### [ROWS]
┄┄┄┄┄┄┄┄┄┄

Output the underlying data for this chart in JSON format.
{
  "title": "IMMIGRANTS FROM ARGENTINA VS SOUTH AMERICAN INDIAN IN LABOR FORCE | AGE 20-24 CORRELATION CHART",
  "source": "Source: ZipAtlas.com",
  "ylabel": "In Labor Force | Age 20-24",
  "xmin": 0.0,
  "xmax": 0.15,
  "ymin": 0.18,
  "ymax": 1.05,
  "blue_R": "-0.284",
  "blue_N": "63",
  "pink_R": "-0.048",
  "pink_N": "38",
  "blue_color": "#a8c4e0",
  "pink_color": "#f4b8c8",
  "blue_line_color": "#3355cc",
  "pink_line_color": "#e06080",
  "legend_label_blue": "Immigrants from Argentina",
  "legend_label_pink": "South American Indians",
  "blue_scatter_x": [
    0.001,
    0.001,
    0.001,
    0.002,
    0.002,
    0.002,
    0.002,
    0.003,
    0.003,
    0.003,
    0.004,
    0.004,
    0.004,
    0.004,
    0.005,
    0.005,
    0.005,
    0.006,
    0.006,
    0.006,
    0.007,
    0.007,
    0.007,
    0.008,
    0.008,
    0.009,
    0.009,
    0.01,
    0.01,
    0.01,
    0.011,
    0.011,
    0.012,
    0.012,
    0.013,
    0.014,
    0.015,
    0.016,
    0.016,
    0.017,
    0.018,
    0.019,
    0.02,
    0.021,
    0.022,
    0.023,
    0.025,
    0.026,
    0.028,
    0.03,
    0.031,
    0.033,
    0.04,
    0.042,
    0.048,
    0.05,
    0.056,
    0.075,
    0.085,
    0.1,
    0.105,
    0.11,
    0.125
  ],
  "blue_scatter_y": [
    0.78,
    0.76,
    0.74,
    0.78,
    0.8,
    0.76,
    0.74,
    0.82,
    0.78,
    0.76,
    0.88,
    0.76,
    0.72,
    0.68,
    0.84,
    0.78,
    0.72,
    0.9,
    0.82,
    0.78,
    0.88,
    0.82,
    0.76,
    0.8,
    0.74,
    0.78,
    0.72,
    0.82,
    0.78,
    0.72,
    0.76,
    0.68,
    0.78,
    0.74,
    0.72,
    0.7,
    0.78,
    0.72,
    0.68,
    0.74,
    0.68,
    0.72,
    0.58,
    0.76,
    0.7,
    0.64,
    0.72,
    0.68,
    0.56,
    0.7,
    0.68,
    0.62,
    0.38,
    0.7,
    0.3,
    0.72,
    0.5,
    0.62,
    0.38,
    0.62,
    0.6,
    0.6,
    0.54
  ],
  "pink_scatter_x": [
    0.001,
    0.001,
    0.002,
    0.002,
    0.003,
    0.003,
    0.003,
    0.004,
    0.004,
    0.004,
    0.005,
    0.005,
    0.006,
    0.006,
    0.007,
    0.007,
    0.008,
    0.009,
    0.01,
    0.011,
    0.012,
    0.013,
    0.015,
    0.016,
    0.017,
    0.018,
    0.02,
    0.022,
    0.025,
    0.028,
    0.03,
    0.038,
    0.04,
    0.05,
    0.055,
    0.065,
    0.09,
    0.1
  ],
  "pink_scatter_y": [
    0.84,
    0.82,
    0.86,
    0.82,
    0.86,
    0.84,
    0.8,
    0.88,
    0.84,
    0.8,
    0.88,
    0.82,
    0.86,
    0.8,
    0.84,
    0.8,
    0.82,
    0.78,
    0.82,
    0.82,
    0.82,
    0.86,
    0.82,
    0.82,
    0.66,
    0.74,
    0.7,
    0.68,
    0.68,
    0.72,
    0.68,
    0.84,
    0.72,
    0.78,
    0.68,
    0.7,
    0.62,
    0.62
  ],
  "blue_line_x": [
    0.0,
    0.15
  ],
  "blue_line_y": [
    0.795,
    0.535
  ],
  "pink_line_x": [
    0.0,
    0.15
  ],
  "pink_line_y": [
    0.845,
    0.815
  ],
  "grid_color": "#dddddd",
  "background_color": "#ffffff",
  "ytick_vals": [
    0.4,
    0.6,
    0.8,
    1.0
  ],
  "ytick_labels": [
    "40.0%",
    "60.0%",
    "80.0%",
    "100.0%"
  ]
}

┄┄┄┄┄┄┄┄┄┄

Write out all the lines again, exactly as they are.

### [COMPLETE ANSWER]
Output the underlying data for this chart in JSON format.
{
  "title": "IMMIGRANTS FROM ARGENTINA VS SOUTH AMERICAN INDIAN IN LABOR FORCE | AGE 20-24 CORRELATION CHART",
  "source": "Source: ZipAtlas.com",
  "ylabel": "In Labor Force | Age 20-24",
  "xmin": 0.0,
  "xmax": 0.15,
  "ymin": 0.18,
  "ymax": 1.05,
  "blue_R": "-0.284",
  "blue_N": "63",
  "pink_R": "-0.048",
  "pink_N": "38",
  "blue_color": "#a8c4e0",
  "pink_color": "#f4b8c8",
  "blue_line_color": "#3355cc",
  "pink_line_color": "#e06080",
  "legend_label_blue": "Immigrants from Argentina",
  "legend_label_pink": "South American Indians",
  "blue_scatter_x": [
    0.001,
    0.001,
    0.001,
    0.002,
    0.002,
    0.002,
    0.002,
    0.003,
    0.003,
    0.003,
    0.004,
    0.004,
    0.004,
    0.004,
    0.005,
    0.005,
    0.005,
    0.006,
    0.006,
    0.006,
    0.007,
    0.007,
    0.007,
    0.008,
    0.008,
    0.009,
    0.009,
    0.01,
    0.01,
    0.01,
    0.011,
    0.011,
    0.012,
    0.012,
    0.013,
    0.014,
    0.015,
    0.016,
    0.016,
    0.017,
    0.018,
    0.019,
    0.02,
    0.021,
    0.022,
    0.023,
    0.025,
    0.026,
    0.028,
    0.03,
    0.031,
    0.033,
    0.04,
    0.042,
    0.048,
    0.05,
    0.056,
    0.075,
    0.085,
    0.1,
    0.105,
    0.11,
    0.125
  ],
  "blue_scatter_y": [
    0.78,
    0.76,
    0.74,
    0.78,
    0.8,
    0.76,
    0.74,
    0.82,
    0.78,
    0.76,
    0.88,
    0.76,
    0.72,
    0.68,
    0.84,
    0.78,
    0.72,
    0.9,
    0.82,
    0.78,
    0.88,
    0.82,
    0.76,
    0.8,
    0.74,
    0.78,
    0.72,
    0.82,
    0.78,
    0.72,
    0.76,
    0.68,
    0.78,
    0.74,
    0.72,
    0.7,
    0.78,
    0.72,
    0.68,
    0.74,
    0.68,
    0.72,
    0.58,
    0.76,
    0.7,
    0.64,
    0.72,
    0.68,
    0.56,
    0.7,
    0.68,
    0.62,
    0.38,
    0.7,
    0.3,
    0.72,
    0.5,
    0.62,
    0.38,
    0.62,
    0.6,
    0.6,
    0.54
  ],
  "pink_scatter_x": [
    0.001,
    0.001,
    0.002,
    0.002,
    0.003,
    0.003,
    0.003,
    0.004,
    0.004,
    0.004,
    0.005,
    0.005,
    0.006,
    0.006,
    0.007,
    0.007,
    0.008,
    0.009,
    0.01,
    0.011,
    0.012,
    0.013,
    0.015,
    0.016,
    0.017,
    0.018,
    0.02,
    0.022,
    0.025,
    0.028,
    0.03,
    0.038,
    0.04,
    0.05,
    0.055,
    0.065,
    0.09,
    0.1
  ],
  "pink_scatter_y": [
    0.84,
    0.82,
    0.86,
    0.82,
    0.86,
    0.84,
    0.8,
    0.88,
    0.84,
    0.8,
    0.88,
    0.82,
    0.86,
    0.8,
    0.84,
    0.8,
    0.82,
    0.78,
    0.82,
    0.82,
    0.82,
    0.86,
    0.82,
    0.82,
    0.66,
    0.74,
    0.7,
    0.68,
    0.68,
    0.72,
    0.68,
    0.84,
    0.72,
    0.78,
    0.68,
    0.7,
    0.62,
    0.62
  ],
  "blue_line_x": [
    0.0,
    0.15
  ],
  "blue_line_y": [
    0.795,
    0.535
  ],
  "pink_line_x": [
    0.0,
    0.15
  ],
  "pink_line_y": [
    0.845,
    0.815
  ],
  "grid_color": "#dddddd",
  "background_color": "#ffffff",
  "ytick_vals": [
    0.4,
    0.6,
    0.8,
    1.0
  ],
  "ytick_labels": [
    "40.0%",
    "60.0%",
    "80.0%",
    "100.0%"
  ]
}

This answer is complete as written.